• **Stated exercise**
Copy out the part of the records that opens with the line containing "sidebar-item-whats-new[interactable]: 新着情報 [184, 412, 286, 429]" and closes with the line containing "facebook-icon[interactable] [206, 489, 217, 500]", both lines included, reproducing each line character for character.

▽

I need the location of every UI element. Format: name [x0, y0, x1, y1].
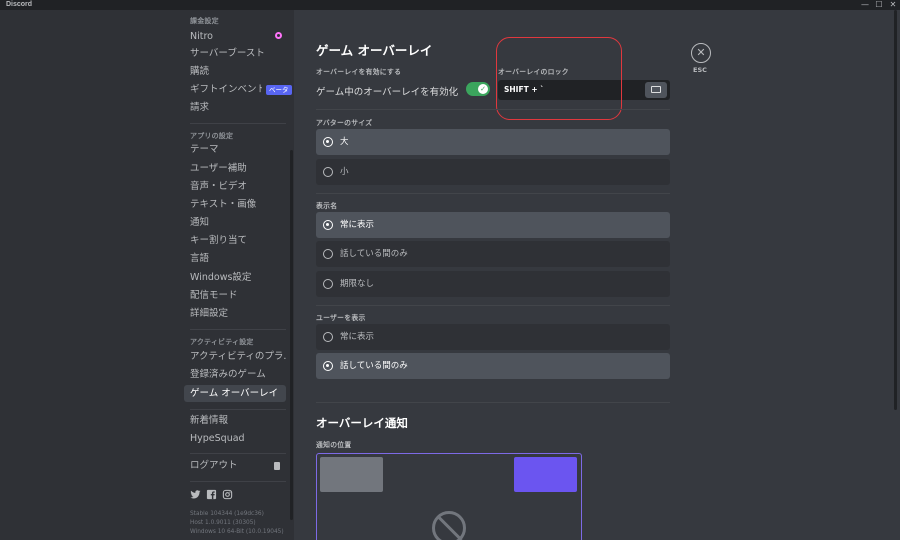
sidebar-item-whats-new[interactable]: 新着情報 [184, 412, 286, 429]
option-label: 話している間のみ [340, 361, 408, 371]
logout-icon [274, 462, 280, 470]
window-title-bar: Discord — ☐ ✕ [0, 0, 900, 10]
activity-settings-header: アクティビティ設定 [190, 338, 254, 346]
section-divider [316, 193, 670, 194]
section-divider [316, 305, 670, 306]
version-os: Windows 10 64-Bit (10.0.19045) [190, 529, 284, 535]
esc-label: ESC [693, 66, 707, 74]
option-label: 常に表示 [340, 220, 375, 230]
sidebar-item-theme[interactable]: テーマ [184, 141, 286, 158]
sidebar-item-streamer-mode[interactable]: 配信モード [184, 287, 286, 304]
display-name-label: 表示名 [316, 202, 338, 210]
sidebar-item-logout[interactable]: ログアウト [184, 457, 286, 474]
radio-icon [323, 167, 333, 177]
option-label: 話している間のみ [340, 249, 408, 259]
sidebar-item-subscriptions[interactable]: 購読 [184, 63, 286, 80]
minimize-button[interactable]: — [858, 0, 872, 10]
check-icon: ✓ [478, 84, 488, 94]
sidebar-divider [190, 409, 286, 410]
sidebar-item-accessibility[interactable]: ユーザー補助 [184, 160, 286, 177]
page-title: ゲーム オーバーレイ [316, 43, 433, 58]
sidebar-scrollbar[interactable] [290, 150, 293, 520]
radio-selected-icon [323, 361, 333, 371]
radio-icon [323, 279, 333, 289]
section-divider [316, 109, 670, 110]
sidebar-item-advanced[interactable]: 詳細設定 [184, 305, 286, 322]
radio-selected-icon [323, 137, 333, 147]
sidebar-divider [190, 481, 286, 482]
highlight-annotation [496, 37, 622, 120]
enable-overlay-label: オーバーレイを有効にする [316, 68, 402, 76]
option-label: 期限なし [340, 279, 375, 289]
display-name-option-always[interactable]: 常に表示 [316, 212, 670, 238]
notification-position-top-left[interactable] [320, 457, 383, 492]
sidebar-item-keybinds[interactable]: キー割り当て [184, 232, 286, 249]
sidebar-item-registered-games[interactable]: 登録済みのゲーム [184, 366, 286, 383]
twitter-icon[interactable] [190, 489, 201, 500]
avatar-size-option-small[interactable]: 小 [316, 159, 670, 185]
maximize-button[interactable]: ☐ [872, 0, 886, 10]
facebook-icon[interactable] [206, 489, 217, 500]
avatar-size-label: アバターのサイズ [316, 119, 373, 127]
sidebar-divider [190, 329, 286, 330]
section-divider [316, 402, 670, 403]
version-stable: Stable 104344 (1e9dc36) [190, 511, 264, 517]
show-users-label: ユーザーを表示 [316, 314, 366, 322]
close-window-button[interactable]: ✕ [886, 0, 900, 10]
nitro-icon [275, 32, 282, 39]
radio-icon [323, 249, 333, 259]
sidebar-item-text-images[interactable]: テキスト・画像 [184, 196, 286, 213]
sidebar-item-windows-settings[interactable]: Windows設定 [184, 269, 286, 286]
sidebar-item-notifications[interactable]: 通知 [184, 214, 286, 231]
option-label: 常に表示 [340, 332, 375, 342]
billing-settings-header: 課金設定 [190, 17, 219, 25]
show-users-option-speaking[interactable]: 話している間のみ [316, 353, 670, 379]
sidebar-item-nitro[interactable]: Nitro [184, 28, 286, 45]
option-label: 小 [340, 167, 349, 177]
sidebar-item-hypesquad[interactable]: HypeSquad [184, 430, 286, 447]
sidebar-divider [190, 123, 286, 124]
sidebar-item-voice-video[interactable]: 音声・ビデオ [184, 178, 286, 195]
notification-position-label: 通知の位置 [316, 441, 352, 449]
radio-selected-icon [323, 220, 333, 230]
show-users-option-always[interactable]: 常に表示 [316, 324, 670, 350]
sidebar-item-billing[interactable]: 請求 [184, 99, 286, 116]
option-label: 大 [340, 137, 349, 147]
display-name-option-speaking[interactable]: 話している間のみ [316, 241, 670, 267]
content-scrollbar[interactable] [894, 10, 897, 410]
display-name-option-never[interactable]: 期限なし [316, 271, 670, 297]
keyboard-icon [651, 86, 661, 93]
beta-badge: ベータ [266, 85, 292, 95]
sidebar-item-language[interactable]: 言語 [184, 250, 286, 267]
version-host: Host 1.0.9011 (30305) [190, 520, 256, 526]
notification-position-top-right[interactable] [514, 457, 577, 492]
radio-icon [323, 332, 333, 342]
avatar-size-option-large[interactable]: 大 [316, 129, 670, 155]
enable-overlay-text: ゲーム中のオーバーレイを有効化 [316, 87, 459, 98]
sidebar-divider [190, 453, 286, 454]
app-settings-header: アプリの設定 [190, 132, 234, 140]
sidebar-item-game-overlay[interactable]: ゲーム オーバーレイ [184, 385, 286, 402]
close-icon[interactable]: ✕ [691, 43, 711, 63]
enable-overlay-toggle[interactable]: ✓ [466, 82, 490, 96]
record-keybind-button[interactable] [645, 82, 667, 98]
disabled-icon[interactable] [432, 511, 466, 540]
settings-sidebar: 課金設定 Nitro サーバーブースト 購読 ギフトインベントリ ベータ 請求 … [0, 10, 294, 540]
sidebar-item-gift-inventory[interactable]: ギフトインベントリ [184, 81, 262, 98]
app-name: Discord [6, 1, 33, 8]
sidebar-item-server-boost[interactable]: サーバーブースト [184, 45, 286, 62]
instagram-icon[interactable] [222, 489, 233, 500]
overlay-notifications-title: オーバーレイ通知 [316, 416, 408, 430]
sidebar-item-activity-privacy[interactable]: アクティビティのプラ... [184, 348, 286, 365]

△

• **Answer to the problem**
sidebar-item-whats-new[interactable]: 新着情報 [184, 412, 286, 429]
option-label: 話している間のみ [340, 361, 408, 371]
logout-icon [274, 462, 280, 470]
window-title-bar: Discord — ☐ ✕ [0, 0, 900, 10]
activity-settings-header: アクティビティ設定 [190, 338, 254, 346]
section-divider [316, 193, 670, 194]
section-divider [316, 305, 670, 306]
version-os: Windows 10 64-Bit (10.0.19045) [190, 529, 284, 535]
esc-label: ESC [693, 66, 707, 74]
option-label: 常に表示 [340, 220, 375, 230]
sidebar-item-theme[interactable]: テーマ [184, 141, 286, 158]
sidebar-item-streamer-mode[interactable]: 配信モード [184, 287, 286, 304]
display-name-label: 表示名 [316, 202, 338, 210]
sidebar-item-logout[interactable]: ログアウト [184, 457, 286, 474]
radio-icon [323, 167, 333, 177]
option-label: 話している間のみ [340, 249, 408, 259]
sidebar-item-subscriptions[interactable]: 購読 [184, 63, 286, 80]
minimize-button[interactable]: — [858, 0, 872, 10]
check-icon: ✓ [478, 84, 488, 94]
sidebar-divider [190, 409, 286, 410]
sidebar-item-accessibility[interactable]: ユーザー補助 [184, 160, 286, 177]
page-title: ゲーム オーバーレイ [316, 43, 433, 58]
sidebar-scrollbar[interactable] [290, 150, 293, 520]
radio-selected-icon [323, 361, 333, 371]
radio-icon [323, 279, 333, 289]
section-divider [316, 109, 670, 110]
sidebar-item-advanced[interactable]: 詳細設定 [184, 305, 286, 322]
radio-selected-icon [323, 137, 333, 147]
sidebar-divider [190, 481, 286, 482]
highlight-annotation [496, 37, 622, 120]
enable-overlay-label: オーバーレイを有効にする [316, 68, 402, 76]
option-label: 期限なし [340, 279, 375, 289]
display-name-option-always[interactable]: 常に表示 [316, 212, 670, 238]
notification-position-top-left[interactable] [320, 457, 383, 492]
sidebar-item-keybinds[interactable]: キー割り当て [184, 232, 286, 249]
sidebar-item-registered-games[interactable]: 登録済みのゲーム [184, 366, 286, 383]
twitter-icon[interactable] [190, 489, 201, 500]
avatar-size-option-small[interactable]: 小 [316, 159, 670, 185]
maximize-button[interactable]: ☐ [872, 0, 886, 10]
facebook-icon[interactable] [206, 489, 217, 500]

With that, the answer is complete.